__抜粋本文__:
##############################
セルフレビュー「星たちの光をめぐって」
これに関しては反省とかは特にないのだが、あとからふと思ったことについて投稿する。
2023/3/14
黒の素性
黒は北東アジア系程度にしか素性がわからないが、やはり中国出身なのではないかとふと思った。根拠としてあまり強くない次の4つしかないけれど。①中華料理が得意②実の妹である白の呼び名が「シン」であり、中国人っぽい。③黒は東京のことを「通過点」と言っているので、少なくとも東京出身ではない。④中国なまりの日本語を日本人に対して違和感を持たれることなく喋ることができる。
大体の流れを想像してみると多分こんな感じ。中国で黒と白は一緒に暮らしていたが、黒の少年〜青年期の間に白に契約者の能力が発現し、「組織」がそれに目をつけ連れて行こうとする。そのとき白に黒もついていき、東京でない日本のどこか(篠田千晶のいたところ)でいくらかの期間を任務をこなしながら過ごし(この時流暢な日本語を習得)、南米へ。その後、白は不可侵領域の中に取り込まれ、わけもわからず黒だけが東京に来る。こんなことを考えた人はいるのだろうか……?
2023/4/11
反転したコスモポリタニズム、異邦人たち、偶然のマレビト
黒が中国人だと仮定するなら、岡村天斎監督がズヴィズダーで大胆に忍ばせていたコスモポリタニズムが反転した形で、DTBのうちに最初から仕込まれていたことになるとふと思った。黒のチームに日本人は黄しかいないことになり、霧原美咲との交流はただ黒の流れ着いた東京での偶然の出会いと別れとして描かれていることになる。その意味でDTBが黒の登場と霧原の語りで始まるのは、日本人である彼女が正体不明の他者である黒を迎え入れる形での導入になっている。
また、黒が中国人であるならば、DTBはその根幹からして異邦人たちの紡いだ物語だということになる。日本に来ている未知の異郷の人たちを取り上げることは岡村天斎監督が構想を持った当初から意識されていたことであり、そのテーマが分かりづらい形で物語の中枢に据えられていてもおかしくはない。
あるいは、日本人である黄にとっても、作中の世界は異邦と化しているのではないだろうか。岸田志保子との出会いと別れを通して、黄にとっての世界は変質してしまっていただろう。事実、黄の「世界や人とのかかわり方」、その性格は二度変化しているだろう。岸田志保子に出会う前の一般人のありかたから、彼女との別れののち契約者以上に契約者らしい無慈悲な性格に陥り、黒のチームとの交流で人間らしさを取り戻していた。ある人にとって世界が変容してしまうような交流というものはある。この場合、それはひいては「ゲート」に由来するものだ。
##############################
領域注釈の記録:
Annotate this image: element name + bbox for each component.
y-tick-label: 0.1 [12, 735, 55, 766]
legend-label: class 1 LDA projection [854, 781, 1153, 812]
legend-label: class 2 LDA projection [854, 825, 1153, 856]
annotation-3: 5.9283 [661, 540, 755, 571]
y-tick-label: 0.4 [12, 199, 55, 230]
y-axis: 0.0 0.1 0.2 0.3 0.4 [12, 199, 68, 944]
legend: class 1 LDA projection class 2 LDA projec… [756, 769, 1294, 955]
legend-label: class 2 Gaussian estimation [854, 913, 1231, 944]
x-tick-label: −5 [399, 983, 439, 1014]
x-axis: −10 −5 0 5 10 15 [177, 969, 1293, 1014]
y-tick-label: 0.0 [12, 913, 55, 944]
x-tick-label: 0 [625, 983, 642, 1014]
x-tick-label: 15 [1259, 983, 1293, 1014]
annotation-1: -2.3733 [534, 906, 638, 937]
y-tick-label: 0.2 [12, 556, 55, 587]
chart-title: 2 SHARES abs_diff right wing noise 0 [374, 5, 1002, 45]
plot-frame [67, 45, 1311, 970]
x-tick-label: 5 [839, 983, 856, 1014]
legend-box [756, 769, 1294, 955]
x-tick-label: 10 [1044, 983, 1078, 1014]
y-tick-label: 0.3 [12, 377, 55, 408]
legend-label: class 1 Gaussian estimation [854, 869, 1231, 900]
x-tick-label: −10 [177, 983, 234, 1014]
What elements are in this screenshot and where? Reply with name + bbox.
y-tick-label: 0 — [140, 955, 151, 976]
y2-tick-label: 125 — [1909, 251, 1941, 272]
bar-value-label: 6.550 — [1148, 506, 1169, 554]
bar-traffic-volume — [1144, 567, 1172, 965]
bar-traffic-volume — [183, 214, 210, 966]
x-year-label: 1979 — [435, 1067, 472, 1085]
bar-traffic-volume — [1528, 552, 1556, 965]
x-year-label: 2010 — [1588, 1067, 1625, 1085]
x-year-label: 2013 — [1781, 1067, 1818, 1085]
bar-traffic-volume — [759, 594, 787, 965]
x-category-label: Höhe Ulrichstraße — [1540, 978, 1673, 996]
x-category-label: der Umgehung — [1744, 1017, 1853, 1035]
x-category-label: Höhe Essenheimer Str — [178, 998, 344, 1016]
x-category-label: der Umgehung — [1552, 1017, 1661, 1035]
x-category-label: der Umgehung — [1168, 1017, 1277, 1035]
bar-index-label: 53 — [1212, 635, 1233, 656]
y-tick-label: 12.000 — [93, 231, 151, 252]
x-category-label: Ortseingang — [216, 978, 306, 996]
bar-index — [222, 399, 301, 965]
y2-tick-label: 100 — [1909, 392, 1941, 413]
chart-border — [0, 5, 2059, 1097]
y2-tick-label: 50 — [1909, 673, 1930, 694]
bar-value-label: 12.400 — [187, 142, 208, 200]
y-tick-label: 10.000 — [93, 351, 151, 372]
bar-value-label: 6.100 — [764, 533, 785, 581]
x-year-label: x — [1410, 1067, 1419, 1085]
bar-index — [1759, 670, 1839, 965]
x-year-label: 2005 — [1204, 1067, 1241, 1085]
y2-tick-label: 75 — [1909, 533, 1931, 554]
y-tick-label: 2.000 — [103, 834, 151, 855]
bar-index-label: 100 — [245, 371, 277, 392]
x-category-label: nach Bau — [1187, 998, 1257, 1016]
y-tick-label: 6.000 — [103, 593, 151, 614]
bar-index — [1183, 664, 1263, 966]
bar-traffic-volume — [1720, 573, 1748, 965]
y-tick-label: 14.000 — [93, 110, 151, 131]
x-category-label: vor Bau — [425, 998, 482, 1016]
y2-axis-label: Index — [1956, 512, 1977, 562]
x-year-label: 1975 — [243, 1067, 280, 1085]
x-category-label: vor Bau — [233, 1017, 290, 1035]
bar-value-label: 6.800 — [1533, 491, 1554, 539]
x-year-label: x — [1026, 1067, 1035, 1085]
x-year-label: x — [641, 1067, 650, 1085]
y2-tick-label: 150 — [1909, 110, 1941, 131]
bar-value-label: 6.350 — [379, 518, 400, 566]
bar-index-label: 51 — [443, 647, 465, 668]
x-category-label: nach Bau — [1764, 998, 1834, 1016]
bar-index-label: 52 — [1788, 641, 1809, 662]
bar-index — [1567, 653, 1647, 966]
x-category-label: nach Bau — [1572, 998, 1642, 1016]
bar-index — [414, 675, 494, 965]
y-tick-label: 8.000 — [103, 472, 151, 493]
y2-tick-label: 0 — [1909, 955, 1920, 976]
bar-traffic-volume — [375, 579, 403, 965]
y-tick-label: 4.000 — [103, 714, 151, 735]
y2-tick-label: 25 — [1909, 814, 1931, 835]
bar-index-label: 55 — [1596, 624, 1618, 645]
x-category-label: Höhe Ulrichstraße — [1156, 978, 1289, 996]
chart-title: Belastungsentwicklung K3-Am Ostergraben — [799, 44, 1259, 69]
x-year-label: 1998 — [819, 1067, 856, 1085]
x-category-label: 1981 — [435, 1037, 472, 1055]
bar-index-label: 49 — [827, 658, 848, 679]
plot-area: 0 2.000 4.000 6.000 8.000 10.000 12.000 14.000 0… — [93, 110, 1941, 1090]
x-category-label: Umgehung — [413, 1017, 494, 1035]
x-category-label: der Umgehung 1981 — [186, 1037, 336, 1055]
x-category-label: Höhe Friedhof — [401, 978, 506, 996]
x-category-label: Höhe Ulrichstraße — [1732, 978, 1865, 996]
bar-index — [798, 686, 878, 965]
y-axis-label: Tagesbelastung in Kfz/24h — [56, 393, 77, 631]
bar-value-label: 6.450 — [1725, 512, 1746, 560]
##############################
__課題 1__:
セルフレビューの本文では、黒が東京のことを何と言っているとされていますか。
__課題 2__:
セルフレビューの本文を、最後の文のあとから書き継いでください。
資料は本文とは別個のものです。

__解答 1__:
「通過点」と言っているとされています。

__解答 2__:
そして、DTBにおいては「ゲート」の存在がすべての登場人物にとっての世界を異邦に変化させたのであり、皆が皆、普通の生活をつづけながらもその世界に異邦人としてあらしめられている。岸田志保子の言う「契約者の記憶」はまた、契約者たちの対峙する世界に変容があったことを示してもいるだろう。その幾多もの異邦人の中で、契約者と一般人の両方を救う場所にいてその道を取り、世界を変化させることになった黒は偶然のマレビトとでも呼べないだろうか。
「ゲート」は、天国であり、地獄であり、そのどちらでもあり、そのどちらでもない。それは時空間の定まらない選択の歪む世界であり、場所なき場所、一つの「関係の外部」である――「関係の外部」は様々な現れ方があり得る、スピノザの神、文学のふるさと、悟り、慈悲、研ぎ澄まされた「今ここ」、他者……。
DTBで描かれている世界は反転したコスモポリタニズム、万人による闘争に満ちていて、その中心は「ゲート」という「関係の外部」で占められている。これらはズヴィズダーでたどり着いた境地を準備していたものであり、その全世界と未来への愛にはそこからでしかたどり着けなかったのかもしれない。
ただ、もしかすればコスモポリタニズムは世界そのものを住処とする市民の思想であるから、それが「関係の外部」によって慣れ親しんだ世界が「異邦」として見え始めることと矛盾すると思うかもしれない。しかし、そうではないだろう。「関係の外部」は既存の「関係の体系」、その張り巡らされた境界、「内部」と「外部」、ひいては「異邦/故郷」の対立を変容させることで「普遍」に近づく運動を起こすものであろうから。
2023/4/14
未来という「関係の外部」、反転する闘争、コスモポリタニズムと悟り
DTBにおいて「ゲート」が「関係の外部」であるように、ズヴィズダーにも「関係の外部」が存在する。それは、忠誠の証とともに自らの真の表情を隠す明日汰という存在である。星宮ケイトに振り回されてばかりだからそうは見えないかもしれないが、ケイトが征服することができない明日汰、それの象徴する遠く遥かな未来は誰にも決めることができない、「関係の外部」なのである。
また、DTBに反転したコスモポリタニズムが仕込まれていると述べたが、これは逆に言えばズヴィズダーのテーマとして、反転した万人の闘争が描かれていると言える。ケイトの闘いは死者を出すことなく地球上の人類一人一人に頭を下げて「説得」することであり(ガラクーチカでぶん殴るかなり不条理な描写があるものの)、「説得」こそが彼女の世界征服である。これはほとんど暴力による闘争が反転した形になっていると言っていいだろう。
そして、このように「万人による闘争」と「コスモポリタニズム」を対比的に考えたとき、その対立が仏教の「苦の世界」とその上での「悟り」「平穏」と対応関係を持ち始めるとは考えられないだろうか。実際にカントが「永遠平和」というものを考えたとき、人間の暴力性が現実的に念頭に置かれていたはずだ。
あるいは、「コスモポリタニズム」が「関係の外部」と関連があることを、世俗の価値体系を反転させつづけ、家を持たないことで世界を住処としたディオゲネスの振る舞いが示唆しないだろうか。
「コスモポリタニズム」の実現は仏教の言葉で言えば――ガンディーの言葉なら暴力の可能性に満ちた世界における「非暴力」となるだろう――「悟り」の高次元での実現であるのかもしれない。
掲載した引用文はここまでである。